** Entries provided **
☆ ☆ ☆ ☆ ☆ ☆ ☆
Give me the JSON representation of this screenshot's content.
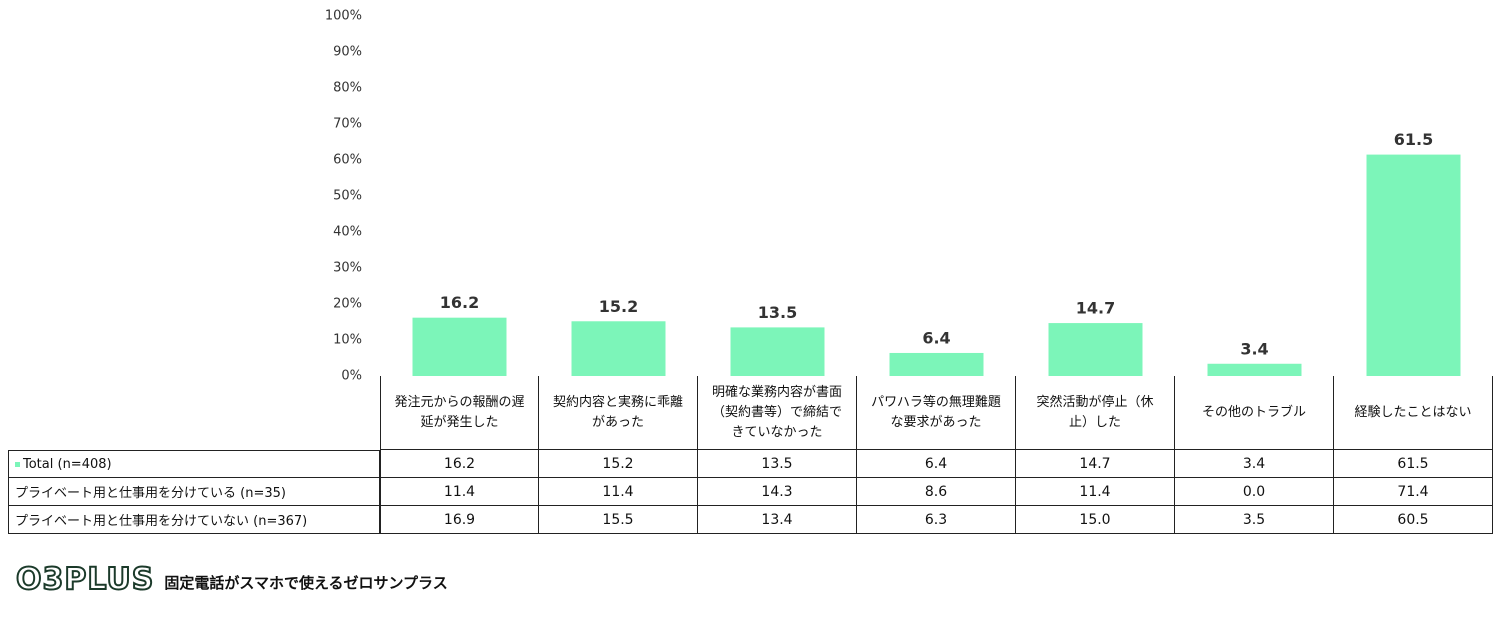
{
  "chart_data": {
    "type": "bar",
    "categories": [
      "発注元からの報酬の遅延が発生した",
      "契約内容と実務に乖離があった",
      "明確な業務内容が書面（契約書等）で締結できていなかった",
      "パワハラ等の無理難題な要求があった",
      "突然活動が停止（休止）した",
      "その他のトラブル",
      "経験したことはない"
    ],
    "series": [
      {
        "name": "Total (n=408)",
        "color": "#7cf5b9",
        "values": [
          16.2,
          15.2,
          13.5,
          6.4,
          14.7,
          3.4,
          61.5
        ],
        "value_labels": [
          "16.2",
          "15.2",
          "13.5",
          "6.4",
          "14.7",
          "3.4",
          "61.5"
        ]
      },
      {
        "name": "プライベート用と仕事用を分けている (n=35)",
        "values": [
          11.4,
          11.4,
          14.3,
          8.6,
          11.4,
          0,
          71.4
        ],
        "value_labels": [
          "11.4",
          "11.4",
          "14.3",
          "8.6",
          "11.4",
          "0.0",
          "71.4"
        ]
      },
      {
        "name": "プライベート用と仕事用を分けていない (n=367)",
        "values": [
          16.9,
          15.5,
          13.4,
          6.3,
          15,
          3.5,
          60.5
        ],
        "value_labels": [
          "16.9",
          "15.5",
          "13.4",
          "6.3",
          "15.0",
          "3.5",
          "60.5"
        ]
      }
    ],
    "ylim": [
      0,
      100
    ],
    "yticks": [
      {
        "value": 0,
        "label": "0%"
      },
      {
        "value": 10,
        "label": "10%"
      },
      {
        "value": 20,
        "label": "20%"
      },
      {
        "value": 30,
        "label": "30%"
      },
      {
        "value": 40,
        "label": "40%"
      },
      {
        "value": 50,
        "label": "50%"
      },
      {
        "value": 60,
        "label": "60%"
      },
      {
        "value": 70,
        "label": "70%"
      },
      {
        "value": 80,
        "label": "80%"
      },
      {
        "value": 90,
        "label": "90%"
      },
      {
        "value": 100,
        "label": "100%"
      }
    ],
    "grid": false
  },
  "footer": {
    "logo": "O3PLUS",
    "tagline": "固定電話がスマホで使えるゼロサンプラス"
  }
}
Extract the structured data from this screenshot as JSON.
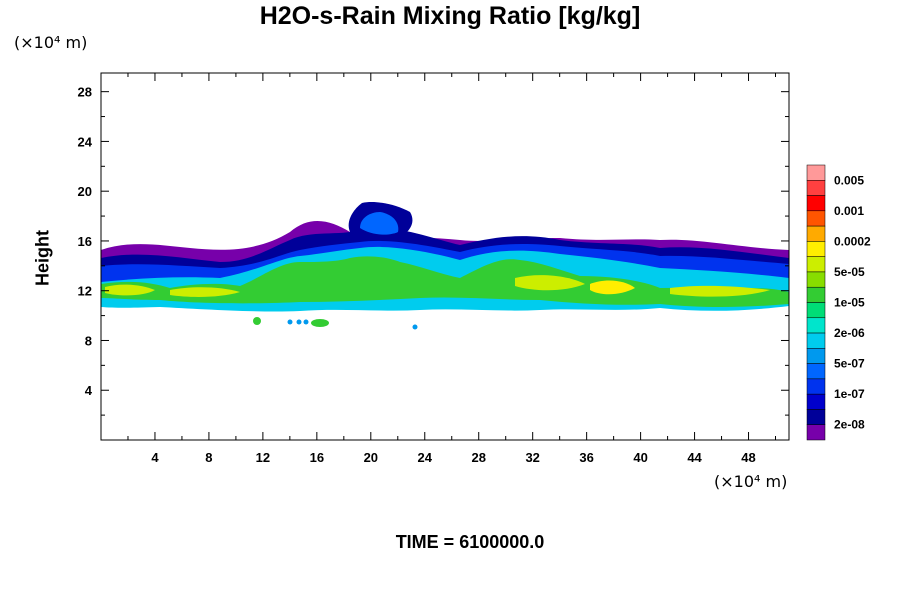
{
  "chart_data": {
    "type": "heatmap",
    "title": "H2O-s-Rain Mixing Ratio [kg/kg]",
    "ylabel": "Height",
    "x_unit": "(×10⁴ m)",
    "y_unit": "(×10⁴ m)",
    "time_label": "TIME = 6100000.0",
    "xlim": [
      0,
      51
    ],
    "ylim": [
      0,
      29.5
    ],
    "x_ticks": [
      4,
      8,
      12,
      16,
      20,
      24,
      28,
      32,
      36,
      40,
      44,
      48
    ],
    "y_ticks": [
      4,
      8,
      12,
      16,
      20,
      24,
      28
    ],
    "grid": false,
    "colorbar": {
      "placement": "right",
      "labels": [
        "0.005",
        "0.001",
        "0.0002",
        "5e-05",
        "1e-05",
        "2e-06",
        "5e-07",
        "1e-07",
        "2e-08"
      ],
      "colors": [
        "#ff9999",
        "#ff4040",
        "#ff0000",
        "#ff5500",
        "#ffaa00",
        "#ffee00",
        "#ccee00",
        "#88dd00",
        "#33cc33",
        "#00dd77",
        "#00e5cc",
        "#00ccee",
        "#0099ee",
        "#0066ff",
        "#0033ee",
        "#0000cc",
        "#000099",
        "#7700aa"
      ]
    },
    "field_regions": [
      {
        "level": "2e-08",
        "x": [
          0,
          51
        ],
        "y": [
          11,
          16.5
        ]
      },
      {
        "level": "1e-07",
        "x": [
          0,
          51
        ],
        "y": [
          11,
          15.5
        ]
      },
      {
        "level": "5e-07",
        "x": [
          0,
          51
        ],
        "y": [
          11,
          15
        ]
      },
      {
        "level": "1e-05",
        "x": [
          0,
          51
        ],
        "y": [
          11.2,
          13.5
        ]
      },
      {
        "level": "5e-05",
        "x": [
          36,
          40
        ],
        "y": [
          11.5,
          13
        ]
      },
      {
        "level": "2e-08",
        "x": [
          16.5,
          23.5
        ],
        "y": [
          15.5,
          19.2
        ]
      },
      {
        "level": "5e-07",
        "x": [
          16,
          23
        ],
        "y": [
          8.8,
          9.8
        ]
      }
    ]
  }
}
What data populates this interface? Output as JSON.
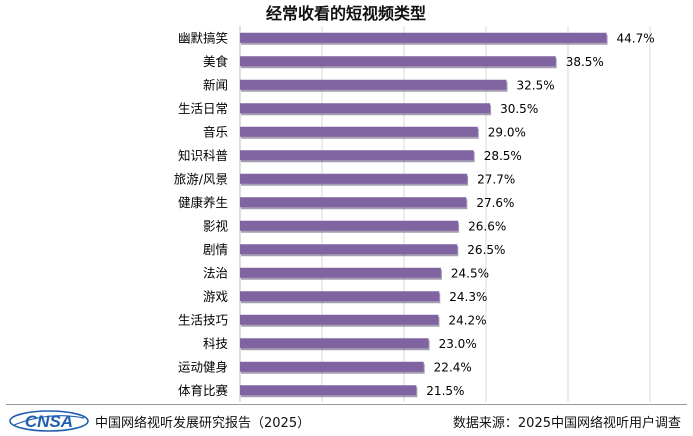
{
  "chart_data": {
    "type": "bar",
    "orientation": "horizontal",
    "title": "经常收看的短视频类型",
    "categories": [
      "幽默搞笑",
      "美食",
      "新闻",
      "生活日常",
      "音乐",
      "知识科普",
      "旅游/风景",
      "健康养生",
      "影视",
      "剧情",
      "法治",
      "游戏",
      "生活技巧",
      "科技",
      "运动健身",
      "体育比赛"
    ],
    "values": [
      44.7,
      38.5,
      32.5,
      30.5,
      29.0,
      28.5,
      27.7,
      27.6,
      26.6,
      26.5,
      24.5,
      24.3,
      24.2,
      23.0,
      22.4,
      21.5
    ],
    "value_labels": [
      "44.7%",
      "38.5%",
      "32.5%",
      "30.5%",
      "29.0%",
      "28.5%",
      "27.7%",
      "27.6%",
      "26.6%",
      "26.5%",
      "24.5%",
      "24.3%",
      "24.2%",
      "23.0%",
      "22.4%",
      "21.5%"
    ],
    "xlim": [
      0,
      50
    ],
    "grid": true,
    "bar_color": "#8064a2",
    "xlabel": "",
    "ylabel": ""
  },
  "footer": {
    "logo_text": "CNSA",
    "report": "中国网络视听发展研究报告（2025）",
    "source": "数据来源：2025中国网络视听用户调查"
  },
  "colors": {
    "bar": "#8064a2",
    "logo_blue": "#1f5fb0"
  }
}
☆ ☆ ☆ ☆ ☆ ☆ ☆
** Exercise goal **
Are you able to set down all the lines above exactly, without any pictures?

** In response **
Give me the JSON representation of this screenshot's content.
{
  "chart_data": {
    "type": "bar",
    "categories": [
      "発注元からの報酬の遅延が発生した",
      "契約内容と実務に乖離があった",
      "明確な業務内容が書面（契約書等）で締結できていなかった",
      "パワハラ等の無理難題な要求があった",
      "突然活動が停止（休止）した",
      "その他のトラブル",
      "経験したことはない"
    ],
    "series": [
      {
        "name": "Total (n=408)",
        "color": "#7cf5b9",
        "values": [
          16.2,
          15.2,
          13.5,
          6.4,
          14.7,
          3.4,
          61.5
        ],
        "value_labels": [
          "16.2",
          "15.2",
          "13.5",
          "6.4",
          "14.7",
          "3.4",
          "61.5"
        ]
      },
      {
        "name": "プライベート用と仕事用を分けている (n=35)",
        "values": [
          11.4,
          11.4,
          14.3,
          8.6,
          11.4,
          0,
          71.4
        ],
        "value_labels": [
          "11.4",
          "11.4",
          "14.3",
          "8.6",
          "11.4",
          "0.0",
          "71.4"
        ]
      },
      {
        "name": "プライベート用と仕事用を分けていない (n=367)",
        "values": [
          16.9,
          15.5,
          13.4,
          6.3,
          15,
          3.5,
          60.5
        ],
        "value_labels": [
          "16.9",
          "15.5",
          "13.4",
          "6.3",
          "15.0",
          "3.5",
          "60.5"
        ]
      }
    ],
    "ylim": [
      0,
      100
    ],
    "yticks": [
      {
        "value": 0,
        "label": "0%"
      },
      {
        "value": 10,
        "label": "10%"
      },
      {
        "value": 20,
        "label": "20%"
      },
      {
        "value": 30,
        "label": "30%"
      },
      {
        "value": 40,
        "label": "40%"
      },
      {
        "value": 50,
        "label": "50%"
      },
      {
        "value": 60,
        "label": "60%"
      },
      {
        "value": 70,
        "label": "70%"
      },
      {
        "value": 80,
        "label": "80%"
      },
      {
        "value": 90,
        "label": "90%"
      },
      {
        "value": 100,
        "label": "100%"
      }
    ],
    "grid": false
  },
  "footer": {
    "logo": "O3PLUS",
    "tagline": "固定電話がスマホで使えるゼロサンプラス"
  }
}
Extract the structured data from this screenshot as JSON.
{
  "chart_data": {
    "type": "heatmap",
    "title": "H2O-s-Rain Mixing Ratio [kg/kg]",
    "ylabel": "Height",
    "x_unit": "(×10⁴ m)",
    "y_unit": "(×10⁴ m)",
    "time_label": "TIME = 6100000.0",
    "xlim": [
      0,
      51
    ],
    "ylim": [
      0,
      29.5
    ],
    "x_ticks": [
      4,
      8,
      12,
      16,
      20,
      24,
      28,
      32,
      36,
      40,
      44,
      48
    ],
    "y_ticks": [
      4,
      8,
      12,
      16,
      20,
      24,
      28
    ],
    "grid": false,
    "colorbar": {
      "placement": "right",
      "labels": [
        "0.005",
        "0.001",
        "0.0002",
        "5e-05",
        "1e-05",
        "2e-06",
        "5e-07",
        "1e-07",
        "2e-08"
      ],
      "colors": [
        "#ff9999",
        "#ff4040",
        "#ff0000",
        "#ff5500",
        "#ffaa00",
        "#ffee00",
        "#ccee00",
        "#88dd00",
        "#33cc33",
        "#00dd77",
        "#00e5cc",
        "#00ccee",
        "#0099ee",
        "#0066ff",
        "#0033ee",
        "#0000cc",
        "#000099",
        "#7700aa"
      ]
    },
    "field_regions": [
      {
        "level": "2e-08",
        "x": [
          0,
          51
        ],
        "y": [
          11,
          16.5
        ]
      },
      {
        "level": "1e-07",
        "x": [
          0,
          51
        ],
        "y": [
          11,
          15.5
        ]
      },
      {
        "level": "5e-07",
        "x": [
          0,
          51
        ],
        "y": [
          11,
          15
        ]
      },
      {
        "level": "1e-05",
        "x": [
          0,
          51
        ],
        "y": [
          11.2,
          13.5
        ]
      },
      {
        "level": "5e-05",
        "x": [
          36,
          40
        ],
        "y": [
          11.5,
          13
        ]
      },
      {
        "level": "2e-08",
        "x": [
          16.5,
          23.5
        ],
        "y": [
          15.5,
          19.2
        ]
      },
      {
        "level": "5e-07",
        "x": [
          16,
          23
        ],
        "y": [
          8.8,
          9.8
        ]
      }
    ]
  }
}
What data populates this interface? Output as JSON.
{
  "chart_data": {
    "type": "bar",
    "orientation": "horizontal",
    "title": "经常收看的短视频类型",
    "categories": [
      "幽默搞笑",
      "美食",
      "新闻",
      "生活日常",
      "音乐",
      "知识科普",
      "旅游/风景",
      "健康养生",
      "影视",
      "剧情",
      "法治",
      "游戏",
      "生活技巧",
      "科技",
      "运动健身",
      "体育比赛"
    ],
    "values": [
      44.7,
      38.5,
      32.5,
      30.5,
      29.0,
      28.5,
      27.7,
      27.6,
      26.6,
      26.5,
      24.5,
      24.3,
      24.2,
      23.0,
      22.4,
      21.5
    ],
    "value_labels": [
      "44.7%",
      "38.5%",
      "32.5%",
      "30.5%",
      "29.0%",
      "28.5%",
      "27.7%",
      "27.6%",
      "26.6%",
      "26.5%",
      "24.5%",
      "24.3%",
      "24.2%",
      "23.0%",
      "22.4%",
      "21.5%"
    ],
    "xlim": [
      0,
      50
    ],
    "grid": true,
    "bar_color": "#8064a2",
    "xlabel": "",
    "ylabel": ""
  },
  "footer": {
    "logo_text": "CNSA",
    "report": "中国网络视听发展研究报告（2025）",
    "source": "数据来源：2025中国网络视听用户调查"
  },
  "colors": {
    "bar": "#8064a2",
    "logo_blue": "#1f5fb0"
  }
}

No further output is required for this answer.